Records for this task:
══════

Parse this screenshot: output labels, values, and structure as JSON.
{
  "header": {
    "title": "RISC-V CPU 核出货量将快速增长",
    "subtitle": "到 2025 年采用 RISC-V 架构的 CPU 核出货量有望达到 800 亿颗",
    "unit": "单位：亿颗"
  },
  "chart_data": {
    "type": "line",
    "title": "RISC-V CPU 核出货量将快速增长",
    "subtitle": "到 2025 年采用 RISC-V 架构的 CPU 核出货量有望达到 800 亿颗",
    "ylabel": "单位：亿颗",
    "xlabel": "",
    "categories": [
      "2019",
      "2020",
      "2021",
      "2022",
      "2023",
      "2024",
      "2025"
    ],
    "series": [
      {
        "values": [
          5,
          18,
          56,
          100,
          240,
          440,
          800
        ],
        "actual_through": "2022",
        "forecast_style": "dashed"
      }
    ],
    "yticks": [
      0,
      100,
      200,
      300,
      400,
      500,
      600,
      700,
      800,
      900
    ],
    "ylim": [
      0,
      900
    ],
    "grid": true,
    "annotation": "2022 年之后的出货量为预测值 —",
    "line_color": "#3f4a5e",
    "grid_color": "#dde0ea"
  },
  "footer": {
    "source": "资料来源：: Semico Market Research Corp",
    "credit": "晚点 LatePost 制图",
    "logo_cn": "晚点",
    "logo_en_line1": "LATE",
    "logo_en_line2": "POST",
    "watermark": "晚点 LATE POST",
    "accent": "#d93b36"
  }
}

══════

Problem details: Return every record, word for word.

Response below:
Parse this screenshot: output labels, values, and structure as JSON.
{
  "header": {
    "title": "RISC-V CPU 核出货量将快速增长",
    "subtitle": "到 2025 年采用 RISC-V 架构的 CPU 核出货量有望达到 800 亿颗",
    "unit": "单位：亿颗"
  },
  "chart_data": {
    "type": "line",
    "title": "RISC-V CPU 核出货量将快速增长",
    "subtitle": "到 2025 年采用 RISC-V 架构的 CPU 核出货量有望达到 800 亿颗",
    "ylabel": "单位：亿颗",
    "xlabel": "",
    "categories": [
      "2019",
      "2020",
      "2021",
      "2022",
      "2023",
      "2024",
      "2025"
    ],
    "series": [
      {
        "values": [
          5,
          18,
          56,
          100,
          240,
          440,
          800
        ],
        "actual_through": "2022",
        "forecast_style": "dashed"
      }
    ],
    "yticks": [
      0,
      100,
      200,
      300,
      400,
      500,
      600,
      700,
      800,
      900
    ],
    "ylim": [
      0,
      900
    ],
    "grid": true,
    "annotation": "2022 年之后的出货量为预测值 —",
    "line_color": "#3f4a5e",
    "grid_color": "#dde0ea"
  },
  "footer": {
    "source": "资料来源：: Semico Market Research Corp",
    "credit": "晚点 LatePost 制图",
    "logo_cn": "晚点",
    "logo_en_line1": "LATE",
    "logo_en_line2": "POST",
    "watermark": "晚点 LATE POST",
    "accent": "#d93b36"
  }
}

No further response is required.